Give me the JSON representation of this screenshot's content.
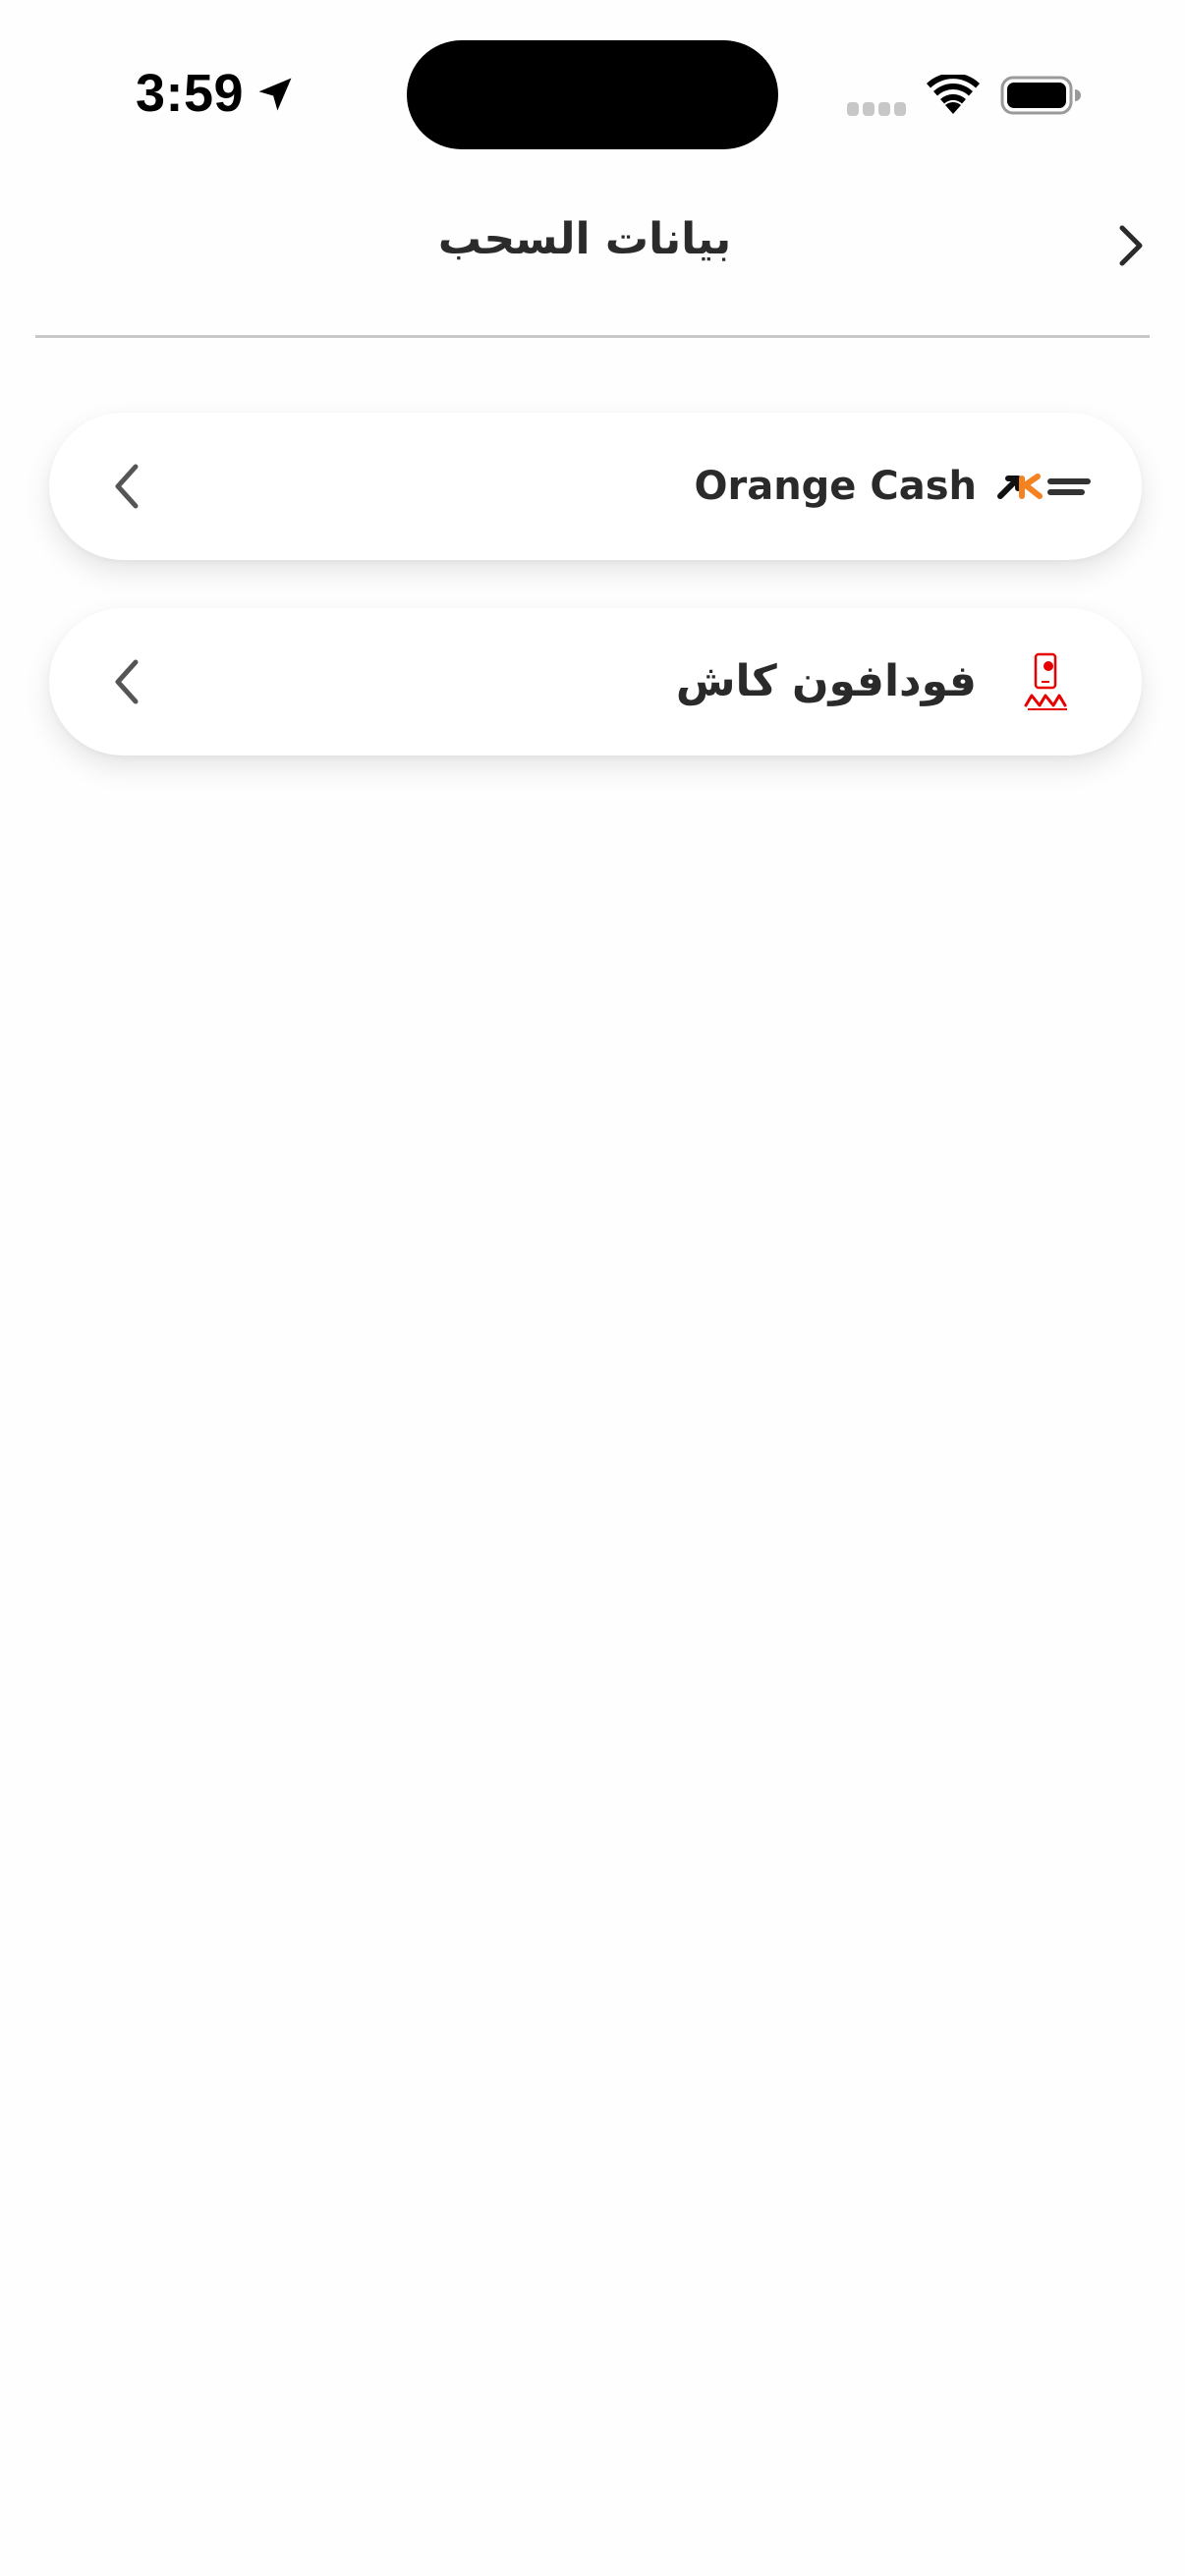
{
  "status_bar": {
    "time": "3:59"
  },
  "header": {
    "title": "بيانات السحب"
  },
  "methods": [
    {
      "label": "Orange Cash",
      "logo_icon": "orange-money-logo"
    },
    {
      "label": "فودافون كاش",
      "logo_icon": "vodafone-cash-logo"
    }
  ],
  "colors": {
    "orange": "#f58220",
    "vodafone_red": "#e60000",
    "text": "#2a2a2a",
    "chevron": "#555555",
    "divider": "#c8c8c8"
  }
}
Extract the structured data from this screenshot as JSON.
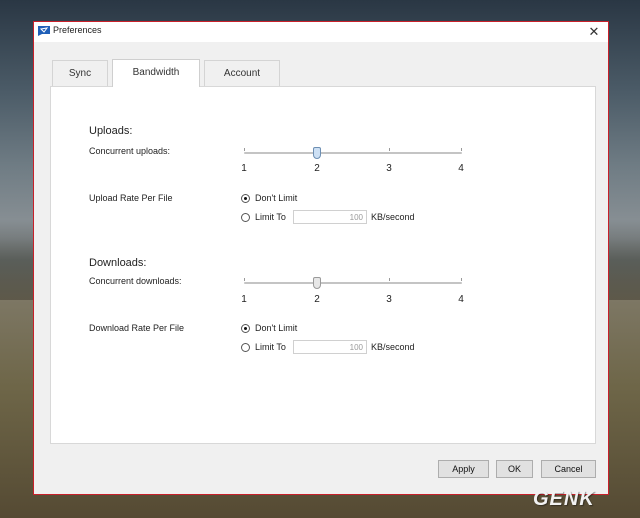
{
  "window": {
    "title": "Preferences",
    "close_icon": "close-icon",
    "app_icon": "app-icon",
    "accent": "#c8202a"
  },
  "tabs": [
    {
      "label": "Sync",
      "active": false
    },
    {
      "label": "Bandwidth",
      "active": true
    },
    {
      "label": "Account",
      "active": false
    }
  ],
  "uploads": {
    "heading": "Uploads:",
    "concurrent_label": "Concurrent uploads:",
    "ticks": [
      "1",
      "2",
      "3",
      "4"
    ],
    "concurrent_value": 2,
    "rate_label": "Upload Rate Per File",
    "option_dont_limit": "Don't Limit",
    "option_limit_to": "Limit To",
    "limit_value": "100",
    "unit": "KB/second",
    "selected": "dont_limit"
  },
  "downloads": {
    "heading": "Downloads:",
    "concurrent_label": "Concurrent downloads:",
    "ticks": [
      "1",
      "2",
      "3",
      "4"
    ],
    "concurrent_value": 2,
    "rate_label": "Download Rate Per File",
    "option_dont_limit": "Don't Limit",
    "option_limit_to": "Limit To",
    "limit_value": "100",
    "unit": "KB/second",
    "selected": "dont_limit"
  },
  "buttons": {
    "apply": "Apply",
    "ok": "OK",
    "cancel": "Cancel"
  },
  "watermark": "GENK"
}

• [EXERCISE TASK]:
Copy the lines from the entries above in which the word "this" appears.

• [FINISHED EXERCISE]:
Give me the JSON representation of this screenshot's content.
Extract the structured data from this screenshot as JSON.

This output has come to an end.